* **Do this**
Give only the count of lines containing "document".

* **Information supplied**
-- start --
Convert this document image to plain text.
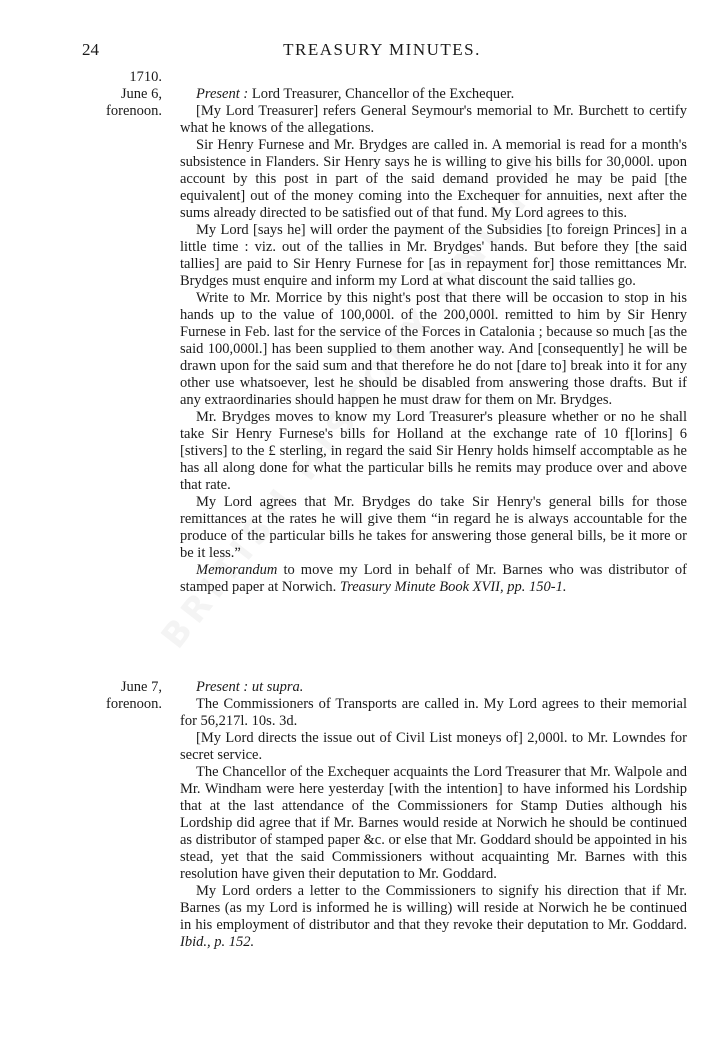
24	TREASURY MINUTES.
1710.
June 6,
forenoon.

Present : Lord Treasurer, Chancellor of the Exchequer.

[My Lord Treasurer] refers General Seymour's memorial to Mr. Burchett to certify what he knows of the allegations.

Sir Henry Furnese and Mr. Brydges are called in. A memorial is read for a month's subsistence in Flanders. Sir Henry says he is willing to give his bills for 30,000l. upon account by this post in part of the said demand provided he may be paid [the equivalent] out of the money coming into the Exchequer for annuities, next after the sums already directed to be satisfied out of that fund. My Lord agrees to this.

My Lord [says he] will order the payment of the Subsidies [to foreign Princes] in a little time : viz. out of the tallies in Mr. Brydges' hands. But before they [the said tallies] are paid to Sir Henry Furnese for [as in repayment for] those remittances Mr. Brydges must enquire and inform my Lord at what discount the said tallies go.

Write to Mr. Morrice by this night's post that there will be occasion to stop in his hands up to the value of 100,000l. of the 200,000l. remitted to him by Sir Henry Furnese in Feb. last for the service of the Forces in Catalonia ; because so much [as the said 100,000l.] has been supplied to them another way. And [consequently] he will be drawn upon for the said sum and that therefore he do not [dare to] break into it for any other use whatsoever, lest he should be disabled from answering those drafts. But if any extraordinaries should happen he must draw for them on Mr. Brydges.

Mr. Brydges moves to know my Lord Treasurer's pleasure whether or no he shall take Sir Henry Furnese's bills for Holland at the exchange rate of 10 f[lorins] 6 [stivers] to the £ sterling, in regard the said Sir Henry holds himself accomptable as he has all along done for what the particular bills he remits may produce over and above that rate.

My Lord agrees that Mr. Brydges do take Sir Henry's general bills for those remittances at the rates he will give them “in regard he is always accountable for the produce of the particular bills he takes for answering those general bills, be it more or be it less.”

Memorandum to move my Lord in behalf of Mr. Barnes who was distributor of stamped paper at Norwich. Treasury Minute Book XVII, pp. 150-1.

June 7,
forenoon.

Present : ut supra.

The Commissioners of Transports are called in. My Lord agrees to their memorial for 56,217l. 10s. 3d.

[My Lord directs the issue out of Civil List moneys of] 2,000l. to Mr. Lowndes for secret service.

The Chancellor of the Exchequer acquaints the Lord Treasurer that Mr. Walpole and Mr. Windham were here yesterday [with the intention] to have informed his Lordship that at the last attendance of the Commissioners for Stamp Duties although his Lordship did agree that if Mr. Barnes would reside at Norwich he should be continued as distributor of stamped paper &c. or else that Mr. Goddard should be appointed in his stead, yet that the said Commissioners without acquainting Mr. Barnes with this resolution have given their deputation to Mr. Goddard.

My Lord orders a letter to the Commissioners to signify his direction that if Mr. Barnes (as my Lord is informed he is willing) will reside at Norwich he be continued in his employment of distributor and that they revoke their deputation to Mr. Goddard. Ibid., p. 152.
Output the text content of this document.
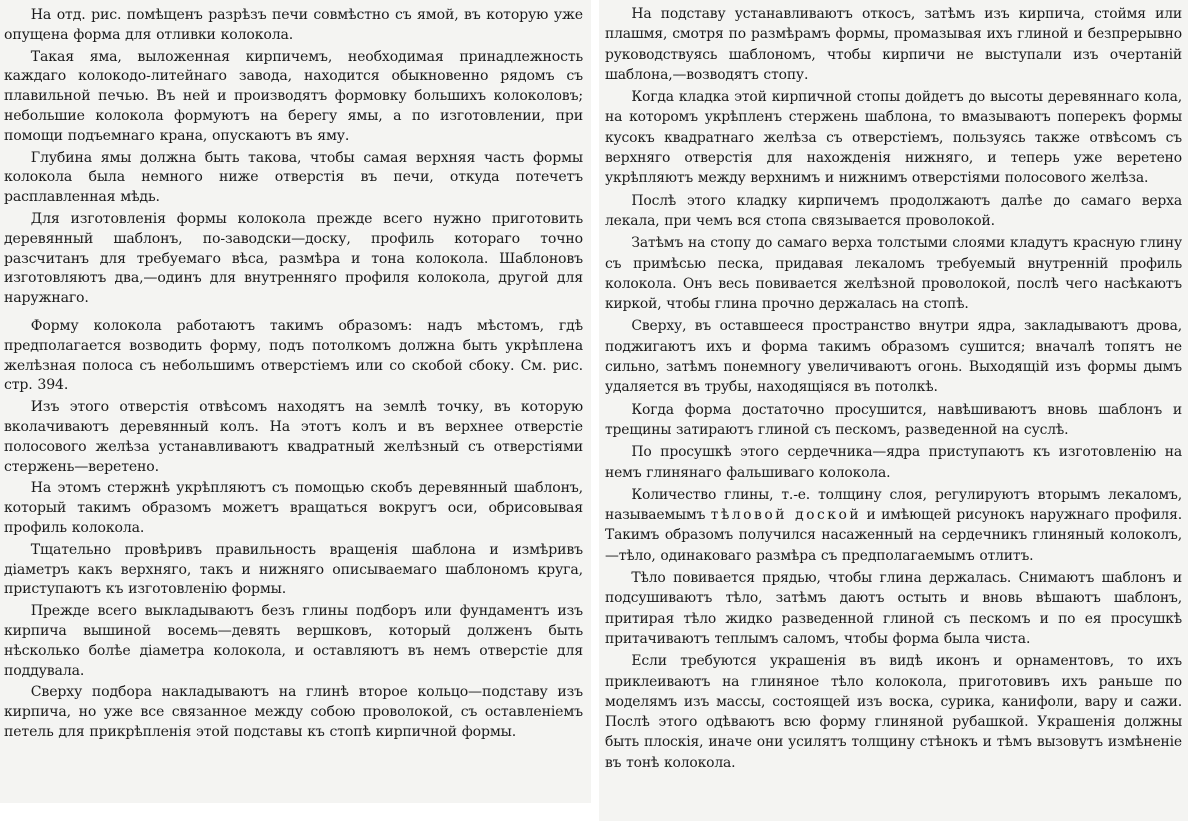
На отд. рис. помѣщенъ разрѣзъ печи совмѣстно съ ямой, въ которую уже опущена форма для отливки колокола.

Такая яма, выложенная кирпичемъ, необходимая принадлежность каждаго колокодо-литейнаго завода, находится обыкновенно рядомъ съ плавильной печью. Въ ней и производятъ формовку большихъ колоколовъ; небольшие колокола формуютъ на берегу ямы, а по изготовлении, при помощи подъемнаго крана, опускаютъ въ яму.

Глубина ямы должна быть такова, чтобы самая верхняя часть формы колокола была немного ниже отверстія въ печи, откуда потечетъ расплавленная мѣдь.

Для изготовленія формы колокола прежде всего нужно приготовить деревянный шаблонъ, по-заводски—доску, профиль котораго точно разсчитанъ для требуемаго вѣса, размѣра и тона колокола. Шаблоновъ изготовляютъ два,—одинъ для внутренняго профиля колокола, другой для наружнаго.

Форму колокола работаютъ такимъ образомъ: надъ мѣстомъ, гдѣ предполагается возводить форму, подъ потолкомъ должна быть укрѣплена желѣзная полоса съ небольшимъ отверстіемъ или со скобой сбоку. См. рис. стр. 394.

Изъ этого отверстія отвѣсомъ находятъ на землѣ точку, въ которую вколачиваютъ деревянный колъ. На этотъ колъ и въ верхнее отверстіе полосового желѣза устанавливаютъ квадратный желѣзный съ отверстіями стержень—веретено.

На этомъ стержнѣ укрѣпляютъ съ помощью скобъ деревянный шаблонъ, который такимъ образомъ можетъ вращаться вокругъ оси, обрисовывая профиль колокола.

Тщательно провѣривъ правильность вращенія шаблона и измѣривъ діаметръ какъ верхняго, такъ и нижняго описываемаго шаблономъ круга, приступаютъ къ изготовленію формы.

Прежде всего выкладываютъ безъ глины подборъ или фундаментъ изъ кирпича вышиной восемь—девять вершковъ, который долженъ быть нѣсколько болѣе діаметра колокола, и оставляютъ въ немъ отверстіе для поддувала.

Сверху подбора накладываютъ на глинѣ второе кольцо—подставу изъ кирпича, но уже все связанное между собою проволокой, съ оставленіемъ петель для прикрѣпленія этой подставы къ стопѣ кирпичной формы.

На подставу устанавливаютъ откосъ, затѣмъ изъ кирпича, стоймя или плашмя, смотря по размѣрамъ формы, промазывая ихъ глиной и безпрерывно руководствуясь шаблономъ, чтобы кирпичи не выступали изъ очертаній шаблона,—возводятъ стопу.

Когда кладка этой кирпичной стопы дойдетъ до высоты деревяннаго кола, на которомъ укрѣпленъ стержень шаблона, то вмазываютъ поперекъ формы кусокъ квадратнаго желѣза съ отверстіемъ, пользуясь также отвѣсомъ съ верхняго отверстія для нахожденія нижняго, и теперь уже веретено укрѣпляютъ между верхнимъ и нижнимъ отверстіями полосового желѣза.

Послѣ этого кладку кирпичемъ продолжаютъ далѣе до самаго верха лекала, при чемъ вся стопа связывается проволокой.

Затѣмъ на стопу до самаго верха толстыми слоями кладутъ красную глину съ примѣсью песка, придавая лекаломъ требуемый внутренній профиль колокола. Онъ весь повивается желѣзной проволокой, послѣ чего насѣкаютъ киркой, чтобы глина прочно держалась на стопѣ.

Сверху, въ оставшееся пространство внутри ядра, закладываютъ дрова, поджигаютъ ихъ и форма такимъ образомъ сушится; вначалѣ топятъ не сильно, затѣмъ понемногу увеличиваютъ огонь. Выходящій изъ формы дымъ удаляется въ трубы, находящіяся въ потолкѣ.

Когда форма достаточно просушится, навѣшиваютъ вновь шаблонъ и трещины затираютъ глиной съ пескомъ, разведенной на суслѣ.

По просушкѣ этого сердечника—ядра приступаютъ къ изготовленію на немъ глинянаго фальшиваго колокола.

Количество глины, т.-е. толщину слоя, регулируютъ вторымъ лекаломъ, называемымъ тѣловой доской и имѣющей рисунокъ наружнаго профиля. Такимъ образомъ получился насаженный на сердечникъ глиняный колоколъ,—тѣло, одинаковаго размѣра съ предполагаемымъ отлитъ.

Тѣло повивается прядью, чтобы глина держалась. Снимаютъ шаблонъ и подсушиваютъ тѣло, затѣмъ даютъ остыть и вновь вѣшаютъ шаблонъ, притирая тѣло жидко разведенной глиной съ пескомъ и по ея просушкѣ притачиваютъ теплымъ саломъ, чтобы форма была чиста.

Если требуются украшенія въ видѣ иконъ и орнаментовъ, то ихъ приклеиваютъ на глиняное тѣло колокола, приготовивъ ихъ раньше по моделямъ изъ массы, состоящей изъ воска, сурика, канифоли, вару и сажи. Послѣ этого одѣваютъ всю форму глиняной рубашкой. Украшенія должны быть плоскія, иначе они усилятъ толщину стѣнокъ и тѣмъ вызовутъ измѣненіе въ тонѣ колокола.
-- end --
* **Answer for the task**
2